[What is expected]
From the listing that follows, extract every line and set it down unaltered.

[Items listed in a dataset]
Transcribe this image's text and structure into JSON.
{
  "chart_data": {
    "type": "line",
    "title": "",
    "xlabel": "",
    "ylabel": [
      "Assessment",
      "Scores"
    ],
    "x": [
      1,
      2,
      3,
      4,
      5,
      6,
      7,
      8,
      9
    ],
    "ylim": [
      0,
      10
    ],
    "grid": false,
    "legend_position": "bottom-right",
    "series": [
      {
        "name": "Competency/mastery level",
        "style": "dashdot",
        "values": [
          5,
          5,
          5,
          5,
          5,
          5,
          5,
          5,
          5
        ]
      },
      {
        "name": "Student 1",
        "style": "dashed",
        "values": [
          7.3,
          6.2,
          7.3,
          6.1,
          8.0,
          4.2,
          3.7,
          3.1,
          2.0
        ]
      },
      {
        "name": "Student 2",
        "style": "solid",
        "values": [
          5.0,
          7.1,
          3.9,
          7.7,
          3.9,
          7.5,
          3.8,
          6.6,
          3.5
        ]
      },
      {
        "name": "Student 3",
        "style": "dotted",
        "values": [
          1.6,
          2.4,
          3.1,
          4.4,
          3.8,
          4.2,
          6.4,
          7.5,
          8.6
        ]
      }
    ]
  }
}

[Written solution]
Transcribe this image's text and structure into JSON.
{
  "chart_data": {
    "type": "line",
    "title": "",
    "xlabel": "",
    "ylabel": [
      "Assessment",
      "Scores"
    ],
    "x": [
      1,
      2,
      3,
      4,
      5,
      6,
      7,
      8,
      9
    ],
    "ylim": [
      0,
      10
    ],
    "grid": false,
    "legend_position": "bottom-right",
    "series": [
      {
        "name": "Competency/mastery level",
        "style": "dashdot",
        "values": [
          5,
          5,
          5,
          5,
          5,
          5,
          5,
          5,
          5
        ]
      },
      {
        "name": "Student 1",
        "style": "dashed",
        "values": [
          7.3,
          6.2,
          7.3,
          6.1,
          8.0,
          4.2,
          3.7,
          3.1,
          2.0
        ]
      },
      {
        "name": "Student 2",
        "style": "solid",
        "values": [
          5.0,
          7.1,
          3.9,
          7.7,
          3.9,
          7.5,
          3.8,
          6.6,
          3.5
        ]
      },
      {
        "name": "Student 3",
        "style": "dotted",
        "values": [
          1.6,
          2.4,
          3.1,
          4.4,
          3.8,
          4.2,
          6.4,
          7.5,
          8.6
        ]
      }
    ]
  }
}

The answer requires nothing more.